● **WHAT IS EXPECTED**: Show every line in the entries below where the word "内物体所受摩擦力做的功" appears.

* start *

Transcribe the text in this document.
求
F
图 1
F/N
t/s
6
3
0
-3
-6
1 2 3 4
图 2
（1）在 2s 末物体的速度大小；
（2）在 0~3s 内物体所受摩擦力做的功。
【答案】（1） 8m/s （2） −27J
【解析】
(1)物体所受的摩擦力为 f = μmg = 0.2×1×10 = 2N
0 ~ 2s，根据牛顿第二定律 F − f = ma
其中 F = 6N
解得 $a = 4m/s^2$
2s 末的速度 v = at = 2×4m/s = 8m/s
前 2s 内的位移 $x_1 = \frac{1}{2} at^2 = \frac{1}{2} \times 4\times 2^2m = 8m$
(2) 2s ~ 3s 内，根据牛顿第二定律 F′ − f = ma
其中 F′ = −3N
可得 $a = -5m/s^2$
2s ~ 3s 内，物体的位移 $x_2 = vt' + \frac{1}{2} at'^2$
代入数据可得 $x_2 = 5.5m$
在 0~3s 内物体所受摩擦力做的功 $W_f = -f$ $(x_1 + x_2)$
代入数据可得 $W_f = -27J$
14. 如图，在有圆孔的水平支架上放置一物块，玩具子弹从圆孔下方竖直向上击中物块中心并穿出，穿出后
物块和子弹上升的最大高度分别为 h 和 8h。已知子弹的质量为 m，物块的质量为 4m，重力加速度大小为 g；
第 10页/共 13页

* end *

● **ANSWER FOR THE TASK**:
（2）在 0~3s 内物体所受摩擦力做的功。
在 0~3s 内物体所受摩擦力做的功 $W_f = -f$ $(x_1 + x_2)$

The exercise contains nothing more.